##### RECORDED INFORMATION #####
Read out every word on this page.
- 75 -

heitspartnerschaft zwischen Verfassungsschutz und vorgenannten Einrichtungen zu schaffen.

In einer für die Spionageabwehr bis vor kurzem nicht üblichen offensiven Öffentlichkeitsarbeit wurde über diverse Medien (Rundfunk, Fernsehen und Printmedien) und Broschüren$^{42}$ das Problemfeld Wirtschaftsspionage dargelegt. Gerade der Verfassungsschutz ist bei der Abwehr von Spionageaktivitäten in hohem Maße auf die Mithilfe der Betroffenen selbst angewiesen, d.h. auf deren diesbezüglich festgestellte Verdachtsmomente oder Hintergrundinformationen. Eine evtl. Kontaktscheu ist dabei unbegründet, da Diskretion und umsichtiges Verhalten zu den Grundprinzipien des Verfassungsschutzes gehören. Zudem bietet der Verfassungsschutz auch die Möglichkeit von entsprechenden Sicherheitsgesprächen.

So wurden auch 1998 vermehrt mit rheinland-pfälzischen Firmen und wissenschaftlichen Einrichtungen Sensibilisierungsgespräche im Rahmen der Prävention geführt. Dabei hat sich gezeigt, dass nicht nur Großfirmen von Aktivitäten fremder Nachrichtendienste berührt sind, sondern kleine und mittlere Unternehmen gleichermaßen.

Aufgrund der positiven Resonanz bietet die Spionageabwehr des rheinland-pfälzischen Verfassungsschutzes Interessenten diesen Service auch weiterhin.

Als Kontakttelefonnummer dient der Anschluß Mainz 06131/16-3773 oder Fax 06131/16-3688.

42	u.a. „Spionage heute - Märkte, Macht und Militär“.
#####
##### RECORDED INFORMATION #####
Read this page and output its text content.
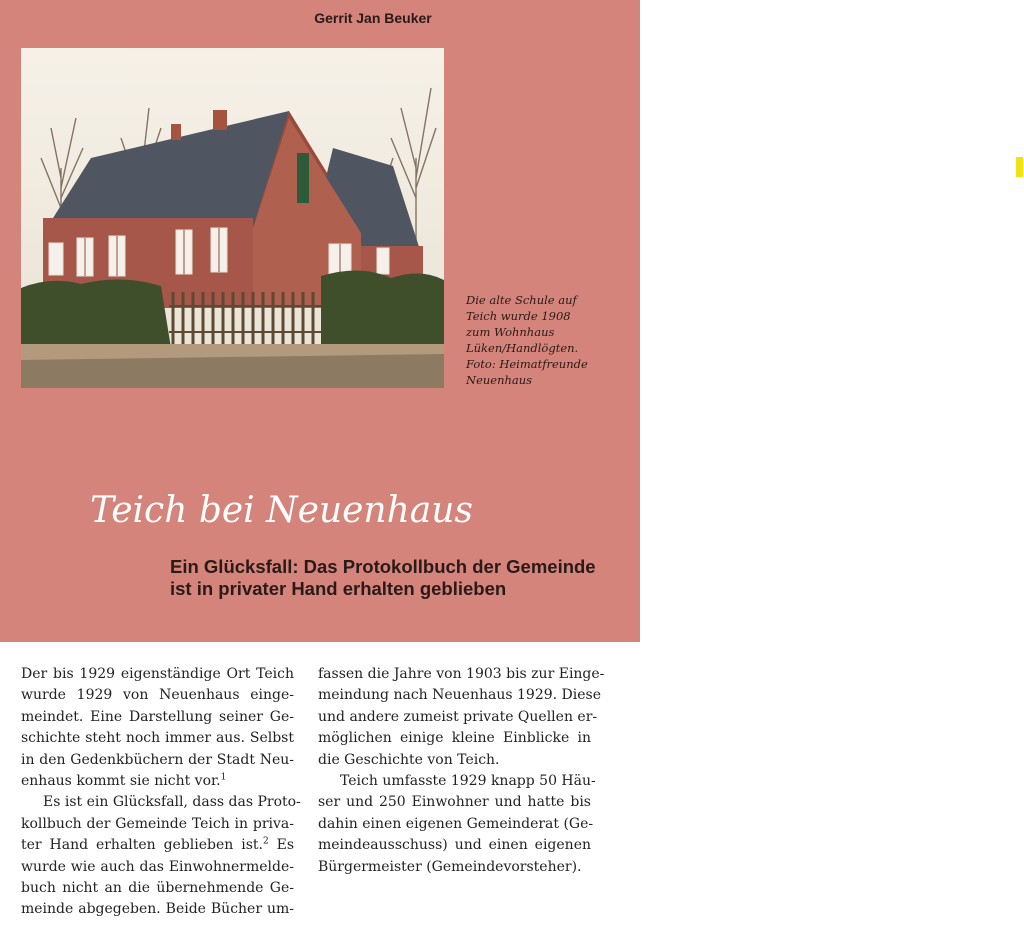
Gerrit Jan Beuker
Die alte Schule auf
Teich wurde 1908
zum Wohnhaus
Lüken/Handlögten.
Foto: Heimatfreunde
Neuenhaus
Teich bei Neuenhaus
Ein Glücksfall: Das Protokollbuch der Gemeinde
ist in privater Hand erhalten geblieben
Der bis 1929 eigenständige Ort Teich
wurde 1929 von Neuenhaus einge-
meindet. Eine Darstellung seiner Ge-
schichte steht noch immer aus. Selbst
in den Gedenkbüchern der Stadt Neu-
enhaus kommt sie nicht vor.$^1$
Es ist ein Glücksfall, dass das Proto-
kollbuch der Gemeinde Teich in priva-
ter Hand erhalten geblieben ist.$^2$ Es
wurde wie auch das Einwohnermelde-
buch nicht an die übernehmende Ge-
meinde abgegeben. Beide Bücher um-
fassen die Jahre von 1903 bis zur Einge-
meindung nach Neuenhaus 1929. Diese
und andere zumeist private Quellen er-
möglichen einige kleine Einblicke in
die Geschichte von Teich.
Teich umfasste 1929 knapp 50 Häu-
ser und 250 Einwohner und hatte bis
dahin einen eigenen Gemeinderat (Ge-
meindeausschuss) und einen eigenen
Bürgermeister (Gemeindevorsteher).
#####
REQUIREMENT: Above are the records. Copy every line in them holding "eigenen".

FINISHED ANSWER:
dahin einen eigenen Gemeinderat (Ge-
meindeausschuss) und einen eigenen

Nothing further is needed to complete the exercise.